BEGIN Material for this exercise
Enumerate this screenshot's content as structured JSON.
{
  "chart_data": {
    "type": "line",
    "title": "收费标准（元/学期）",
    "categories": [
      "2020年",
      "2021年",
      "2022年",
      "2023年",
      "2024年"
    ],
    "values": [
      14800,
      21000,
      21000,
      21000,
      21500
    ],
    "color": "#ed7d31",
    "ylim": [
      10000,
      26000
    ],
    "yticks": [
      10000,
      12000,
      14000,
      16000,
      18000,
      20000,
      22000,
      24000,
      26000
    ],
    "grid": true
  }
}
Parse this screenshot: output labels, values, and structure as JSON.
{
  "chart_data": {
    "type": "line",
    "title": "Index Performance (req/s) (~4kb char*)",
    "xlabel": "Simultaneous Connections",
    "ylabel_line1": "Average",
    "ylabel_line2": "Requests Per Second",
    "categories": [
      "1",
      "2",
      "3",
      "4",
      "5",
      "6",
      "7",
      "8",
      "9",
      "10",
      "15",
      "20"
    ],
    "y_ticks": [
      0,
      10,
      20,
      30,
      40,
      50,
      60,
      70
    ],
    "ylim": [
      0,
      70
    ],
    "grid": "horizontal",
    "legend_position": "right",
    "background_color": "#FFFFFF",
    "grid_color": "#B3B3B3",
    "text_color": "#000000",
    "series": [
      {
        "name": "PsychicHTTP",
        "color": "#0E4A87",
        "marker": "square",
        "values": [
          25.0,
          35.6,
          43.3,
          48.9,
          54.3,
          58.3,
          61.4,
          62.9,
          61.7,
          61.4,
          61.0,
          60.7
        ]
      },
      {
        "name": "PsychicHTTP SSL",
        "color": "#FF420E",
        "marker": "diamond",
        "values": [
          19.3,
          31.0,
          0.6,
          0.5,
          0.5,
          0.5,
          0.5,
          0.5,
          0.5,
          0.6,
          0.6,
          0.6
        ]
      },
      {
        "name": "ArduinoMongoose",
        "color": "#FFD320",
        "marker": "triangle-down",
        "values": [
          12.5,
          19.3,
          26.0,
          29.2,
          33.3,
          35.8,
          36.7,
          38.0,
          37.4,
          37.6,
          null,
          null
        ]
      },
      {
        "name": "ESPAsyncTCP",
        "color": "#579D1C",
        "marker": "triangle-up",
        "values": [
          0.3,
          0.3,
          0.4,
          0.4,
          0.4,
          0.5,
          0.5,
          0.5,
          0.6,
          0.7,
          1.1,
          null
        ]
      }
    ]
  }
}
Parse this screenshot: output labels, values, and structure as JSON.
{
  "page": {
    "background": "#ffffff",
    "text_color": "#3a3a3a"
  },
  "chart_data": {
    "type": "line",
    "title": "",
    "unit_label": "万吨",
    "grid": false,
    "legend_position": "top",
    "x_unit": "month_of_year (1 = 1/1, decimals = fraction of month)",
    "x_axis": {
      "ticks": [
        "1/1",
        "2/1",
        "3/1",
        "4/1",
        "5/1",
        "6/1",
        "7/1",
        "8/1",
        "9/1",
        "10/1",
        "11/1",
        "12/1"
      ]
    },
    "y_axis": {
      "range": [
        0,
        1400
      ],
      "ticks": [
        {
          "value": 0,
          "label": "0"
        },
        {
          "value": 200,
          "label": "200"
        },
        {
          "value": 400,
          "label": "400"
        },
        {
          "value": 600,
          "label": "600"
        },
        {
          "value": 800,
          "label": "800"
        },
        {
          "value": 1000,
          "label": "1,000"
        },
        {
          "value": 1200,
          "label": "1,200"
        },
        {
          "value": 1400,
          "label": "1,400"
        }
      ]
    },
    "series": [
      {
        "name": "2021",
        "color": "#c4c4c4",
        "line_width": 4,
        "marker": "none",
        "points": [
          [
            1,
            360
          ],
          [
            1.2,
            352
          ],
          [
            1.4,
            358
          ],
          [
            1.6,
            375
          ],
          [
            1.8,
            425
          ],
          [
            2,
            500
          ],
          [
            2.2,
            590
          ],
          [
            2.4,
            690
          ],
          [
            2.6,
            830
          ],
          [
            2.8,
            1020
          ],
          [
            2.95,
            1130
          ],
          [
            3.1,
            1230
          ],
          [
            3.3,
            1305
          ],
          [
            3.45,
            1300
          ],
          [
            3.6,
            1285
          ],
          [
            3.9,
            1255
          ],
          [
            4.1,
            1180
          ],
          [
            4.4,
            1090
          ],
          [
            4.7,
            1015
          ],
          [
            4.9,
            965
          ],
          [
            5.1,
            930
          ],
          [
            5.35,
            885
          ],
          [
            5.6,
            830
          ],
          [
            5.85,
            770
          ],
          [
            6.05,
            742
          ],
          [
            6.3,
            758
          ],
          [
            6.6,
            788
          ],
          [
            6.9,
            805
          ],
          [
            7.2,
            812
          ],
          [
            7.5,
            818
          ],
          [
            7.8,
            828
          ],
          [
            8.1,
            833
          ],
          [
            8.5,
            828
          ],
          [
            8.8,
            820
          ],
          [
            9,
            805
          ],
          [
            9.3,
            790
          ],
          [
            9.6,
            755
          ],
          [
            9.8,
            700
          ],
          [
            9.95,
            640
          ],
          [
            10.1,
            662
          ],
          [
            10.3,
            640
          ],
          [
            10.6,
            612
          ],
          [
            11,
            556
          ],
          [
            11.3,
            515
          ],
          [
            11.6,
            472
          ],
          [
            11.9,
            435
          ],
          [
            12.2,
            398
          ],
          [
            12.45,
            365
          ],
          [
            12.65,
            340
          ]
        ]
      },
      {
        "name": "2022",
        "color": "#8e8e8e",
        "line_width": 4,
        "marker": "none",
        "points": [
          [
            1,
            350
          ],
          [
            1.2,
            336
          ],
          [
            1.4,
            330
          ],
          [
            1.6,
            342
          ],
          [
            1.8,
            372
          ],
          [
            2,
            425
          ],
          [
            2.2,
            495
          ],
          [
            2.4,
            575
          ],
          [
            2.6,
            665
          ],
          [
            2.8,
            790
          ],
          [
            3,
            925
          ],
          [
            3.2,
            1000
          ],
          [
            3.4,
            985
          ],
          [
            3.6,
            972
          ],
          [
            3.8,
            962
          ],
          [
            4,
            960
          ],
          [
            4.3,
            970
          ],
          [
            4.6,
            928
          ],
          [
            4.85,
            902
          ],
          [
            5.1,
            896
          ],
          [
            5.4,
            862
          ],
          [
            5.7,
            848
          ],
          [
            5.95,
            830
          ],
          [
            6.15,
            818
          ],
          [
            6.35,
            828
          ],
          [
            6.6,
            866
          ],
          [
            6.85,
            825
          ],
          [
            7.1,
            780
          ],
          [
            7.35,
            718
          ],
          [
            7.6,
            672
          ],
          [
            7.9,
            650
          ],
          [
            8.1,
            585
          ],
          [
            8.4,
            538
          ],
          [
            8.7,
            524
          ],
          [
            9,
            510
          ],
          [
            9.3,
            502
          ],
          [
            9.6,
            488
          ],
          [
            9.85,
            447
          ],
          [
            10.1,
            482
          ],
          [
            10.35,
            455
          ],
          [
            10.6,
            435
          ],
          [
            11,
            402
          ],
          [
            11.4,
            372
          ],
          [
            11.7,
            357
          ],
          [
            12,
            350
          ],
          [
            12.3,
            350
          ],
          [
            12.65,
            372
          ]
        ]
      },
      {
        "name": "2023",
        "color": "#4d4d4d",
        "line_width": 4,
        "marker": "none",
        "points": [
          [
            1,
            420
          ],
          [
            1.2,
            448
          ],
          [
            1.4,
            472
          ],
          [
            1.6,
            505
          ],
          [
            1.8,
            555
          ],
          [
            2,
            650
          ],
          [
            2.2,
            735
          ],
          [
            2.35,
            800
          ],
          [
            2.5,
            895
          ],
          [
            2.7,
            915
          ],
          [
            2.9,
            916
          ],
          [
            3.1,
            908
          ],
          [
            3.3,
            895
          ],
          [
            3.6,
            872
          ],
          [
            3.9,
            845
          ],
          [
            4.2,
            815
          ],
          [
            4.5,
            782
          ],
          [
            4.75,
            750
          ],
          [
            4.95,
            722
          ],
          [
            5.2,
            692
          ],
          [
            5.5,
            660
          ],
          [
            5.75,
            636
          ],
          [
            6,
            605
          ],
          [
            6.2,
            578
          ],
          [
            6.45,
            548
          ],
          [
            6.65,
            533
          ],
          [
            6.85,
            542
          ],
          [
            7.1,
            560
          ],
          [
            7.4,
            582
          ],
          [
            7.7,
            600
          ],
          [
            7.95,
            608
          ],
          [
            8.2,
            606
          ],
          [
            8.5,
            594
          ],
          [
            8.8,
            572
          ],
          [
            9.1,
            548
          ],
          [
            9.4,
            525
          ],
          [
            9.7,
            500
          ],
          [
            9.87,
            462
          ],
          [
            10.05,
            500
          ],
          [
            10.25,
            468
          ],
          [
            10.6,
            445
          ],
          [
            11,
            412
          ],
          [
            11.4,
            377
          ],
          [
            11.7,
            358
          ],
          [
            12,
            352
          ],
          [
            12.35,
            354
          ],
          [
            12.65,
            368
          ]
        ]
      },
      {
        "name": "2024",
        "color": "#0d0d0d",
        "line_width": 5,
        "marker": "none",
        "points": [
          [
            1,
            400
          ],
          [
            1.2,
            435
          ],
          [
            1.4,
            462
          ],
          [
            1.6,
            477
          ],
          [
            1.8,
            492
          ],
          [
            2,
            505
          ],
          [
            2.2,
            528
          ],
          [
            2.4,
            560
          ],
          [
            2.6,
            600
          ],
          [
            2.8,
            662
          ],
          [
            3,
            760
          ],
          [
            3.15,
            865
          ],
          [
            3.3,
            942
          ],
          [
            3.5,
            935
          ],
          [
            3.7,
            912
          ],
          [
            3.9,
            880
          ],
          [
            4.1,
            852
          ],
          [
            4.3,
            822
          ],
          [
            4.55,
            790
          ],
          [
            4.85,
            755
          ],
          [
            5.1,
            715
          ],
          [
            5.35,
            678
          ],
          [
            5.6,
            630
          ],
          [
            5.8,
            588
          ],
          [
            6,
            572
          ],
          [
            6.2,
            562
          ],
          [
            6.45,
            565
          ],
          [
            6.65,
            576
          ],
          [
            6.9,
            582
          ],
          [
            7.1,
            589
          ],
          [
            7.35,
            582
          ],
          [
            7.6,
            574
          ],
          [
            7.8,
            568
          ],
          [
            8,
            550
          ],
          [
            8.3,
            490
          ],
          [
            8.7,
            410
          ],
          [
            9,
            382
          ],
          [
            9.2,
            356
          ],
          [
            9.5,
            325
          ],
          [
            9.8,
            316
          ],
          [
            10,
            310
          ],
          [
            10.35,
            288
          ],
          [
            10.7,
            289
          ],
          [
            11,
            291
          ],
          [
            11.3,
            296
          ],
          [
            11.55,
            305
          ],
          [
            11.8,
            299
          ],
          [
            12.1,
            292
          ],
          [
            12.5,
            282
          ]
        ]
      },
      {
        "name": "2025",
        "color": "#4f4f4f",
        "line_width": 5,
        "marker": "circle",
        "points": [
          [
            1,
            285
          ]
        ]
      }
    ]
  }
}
END Material for this exercise
Provide solely the number of lines in the data that include the word "PsychicHTTP".

Answer to this task:
2